> _INSTRUCTIONS FOR THE TASK_: Below is a block of records; return all of them exactly, but without the images.

★ ★ ★ ★

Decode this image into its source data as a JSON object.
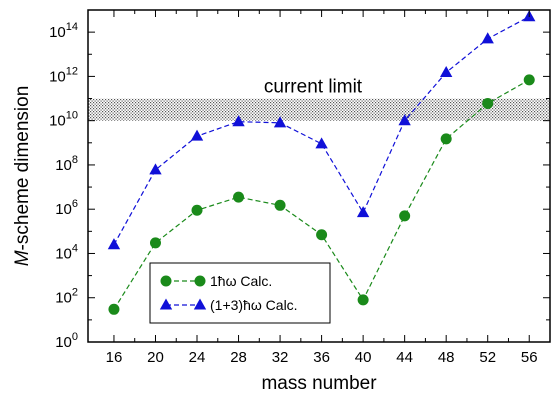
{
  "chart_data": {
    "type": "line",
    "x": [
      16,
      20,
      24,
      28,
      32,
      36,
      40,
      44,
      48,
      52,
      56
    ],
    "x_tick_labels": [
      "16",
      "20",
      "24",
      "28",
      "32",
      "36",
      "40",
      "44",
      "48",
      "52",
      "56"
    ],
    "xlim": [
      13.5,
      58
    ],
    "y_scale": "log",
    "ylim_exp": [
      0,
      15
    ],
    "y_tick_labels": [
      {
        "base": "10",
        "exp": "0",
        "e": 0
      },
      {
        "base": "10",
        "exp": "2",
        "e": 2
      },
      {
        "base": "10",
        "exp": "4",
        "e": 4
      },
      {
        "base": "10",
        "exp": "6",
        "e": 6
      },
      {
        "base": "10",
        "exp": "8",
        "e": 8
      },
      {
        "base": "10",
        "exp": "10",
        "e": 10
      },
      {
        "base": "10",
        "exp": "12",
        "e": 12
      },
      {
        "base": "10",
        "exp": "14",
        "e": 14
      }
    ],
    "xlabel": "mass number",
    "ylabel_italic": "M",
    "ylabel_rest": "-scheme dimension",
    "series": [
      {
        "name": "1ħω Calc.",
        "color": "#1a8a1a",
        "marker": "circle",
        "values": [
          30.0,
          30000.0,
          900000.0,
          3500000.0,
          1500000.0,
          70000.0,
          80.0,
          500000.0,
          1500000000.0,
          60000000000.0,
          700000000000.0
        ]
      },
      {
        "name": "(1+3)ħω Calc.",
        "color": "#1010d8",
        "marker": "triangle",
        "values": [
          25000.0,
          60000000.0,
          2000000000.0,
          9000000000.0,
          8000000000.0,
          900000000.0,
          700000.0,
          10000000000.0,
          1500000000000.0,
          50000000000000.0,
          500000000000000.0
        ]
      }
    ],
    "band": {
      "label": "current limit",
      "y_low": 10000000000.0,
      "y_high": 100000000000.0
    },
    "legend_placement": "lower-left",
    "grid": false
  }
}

★ ★ ★ ★

> _FULL OUTPUT_:
Decode this image into its source data as a JSON object.
{
  "chart_data": {
    "type": "line",
    "x": [
      16,
      20,
      24,
      28,
      32,
      36,
      40,
      44,
      48,
      52,
      56
    ],
    "x_tick_labels": [
      "16",
      "20",
      "24",
      "28",
      "32",
      "36",
      "40",
      "44",
      "48",
      "52",
      "56"
    ],
    "xlim": [
      13.5,
      58
    ],
    "y_scale": "log",
    "ylim_exp": [
      0,
      15
    ],
    "y_tick_labels": [
      {
        "base": "10",
        "exp": "0",
        "e": 0
      },
      {
        "base": "10",
        "exp": "2",
        "e": 2
      },
      {
        "base": "10",
        "exp": "4",
        "e": 4
      },
      {
        "base": "10",
        "exp": "6",
        "e": 6
      },
      {
        "base": "10",
        "exp": "8",
        "e": 8
      },
      {
        "base": "10",
        "exp": "10",
        "e": 10
      },
      {
        "base": "10",
        "exp": "12",
        "e": 12
      },
      {
        "base": "10",
        "exp": "14",
        "e": 14
      }
    ],
    "xlabel": "mass number",
    "ylabel_italic": "M",
    "ylabel_rest": "-scheme dimension",
    "series": [
      {
        "name": "1ħω Calc.",
        "color": "#1a8a1a",
        "marker": "circle",
        "values": [
          30.0,
          30000.0,
          900000.0,
          3500000.0,
          1500000.0,
          70000.0,
          80.0,
          500000.0,
          1500000000.0,
          60000000000.0,
          700000000000.0
        ]
      },
      {
        "name": "(1+3)ħω Calc.",
        "color": "#1010d8",
        "marker": "triangle",
        "values": [
          25000.0,
          60000000.0,
          2000000000.0,
          9000000000.0,
          8000000000.0,
          900000000.0,
          700000.0,
          10000000000.0,
          1500000000000.0,
          50000000000000.0,
          500000000000000.0
        ]
      }
    ],
    "band": {
      "label": "current limit",
      "y_low": 10000000000.0,
      "y_high": 100000000000.0
    },
    "legend_placement": "lower-left",
    "grid": false
  }
}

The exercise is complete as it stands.